What you have to do:
Repeat the material below word for word and leave out all pictures.

**** Information provided ****

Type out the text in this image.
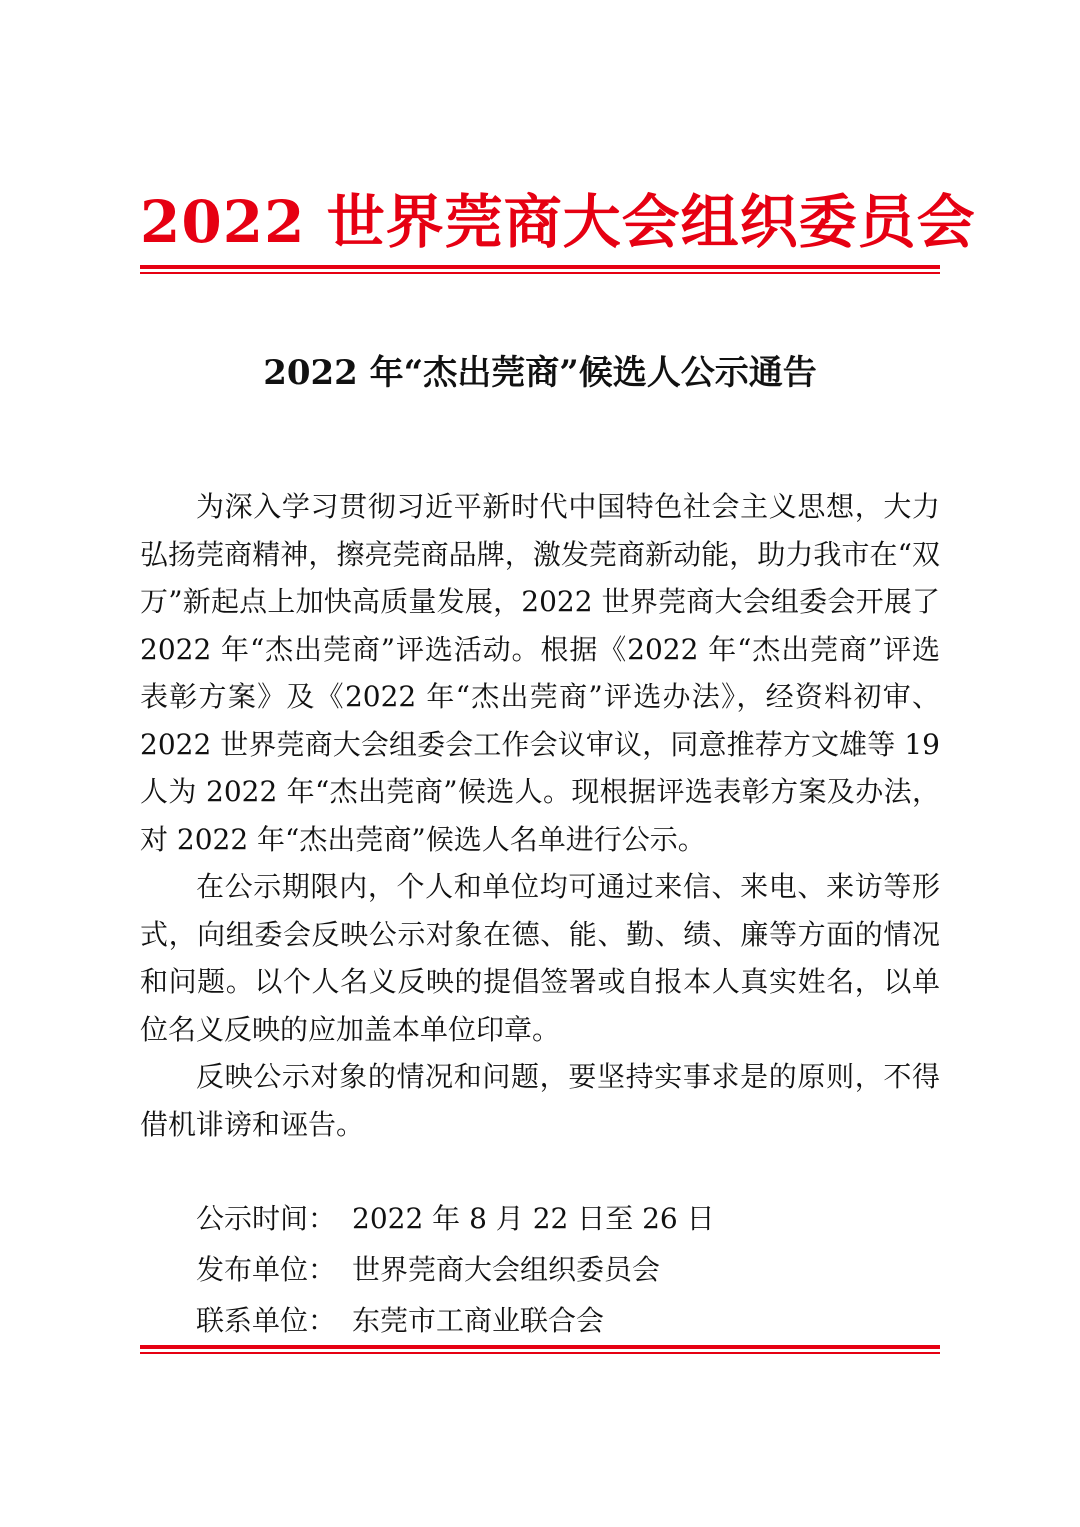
2022 世界莞商大会组织委员会
2022 年“杰出莞商”候选人公示通告

为深入学习贯彻习近平新时代中国特色社会主义思想，大力弘扬莞商精神，擦亮莞商品牌，激发莞商新动能，助力我市在“双万”新起点上加快高质量发展，2022 世界莞商大会组委会开展了 2022 年“杰出莞商”评选活动。根据《2022 年“杰出莞商”评选表彰方案》及《2022 年“杰出莞商”评选办法》，经资料初审、2022 世界莞商大会组委会工作会议审议，同意推荐方文雄等 19 人为 2022 年“杰出莞商”候选人。现根据评选表彰方案及办法，对 2022 年“杰出莞商”候选人名单进行公示。

在公示期限内，个人和单位均可通过来信、来电、来访等形式，向组委会反映公示对象在德、能、勤、绩、廉等方面的情况和问题。以个人名义反映的提倡签署或自报本人真实姓名，以单位名义反映的应加盖本单位印章。

反映公示对象的情况和问题，要坚持实事求是的原则，不得借机诽谤和诬告。

公示时间： 2022 年 8 月 22 日至 26 日
发布单位： 世界莞商大会组织委员会
联系单位： 东莞市工商业联合会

****

Completed task:
Type out the text in this image.
2022 世界莞商大会组织委员会
2022 年“杰出莞商”候选人公示通告

为深入学习贯彻习近平新时代中国特色社会主义思想，大力弘扬莞商精神，擦亮莞商品牌，激发莞商新动能，助力我市在“双万”新起点上加快高质量发展，2022 世界莞商大会组委会开展了 2022 年“杰出莞商”评选活动。根据《2022 年“杰出莞商”评选表彰方案》及《2022 年“杰出莞商”评选办法》，经资料初审、2022 世界莞商大会组委会工作会议审议，同意推荐方文雄等 19 人为 2022 年“杰出莞商”候选人。现根据评选表彰方案及办法，对 2022 年“杰出莞商”候选人名单进行公示。

在公示期限内，个人和单位均可通过来信、来电、来访等形式，向组委会反映公示对象在德、能、勤、绩、廉等方面的情况和问题。以个人名义反映的提倡签署或自报本人真实姓名，以单位名义反映的应加盖本单位印章。

反映公示对象的情况和问题，要坚持实事求是的原则，不得借机诽谤和诬告。

公示时间： 2022 年 8 月 22 日至 26 日
发布单位： 世界莞商大会组织委员会
联系单位： 东莞市工商业联合会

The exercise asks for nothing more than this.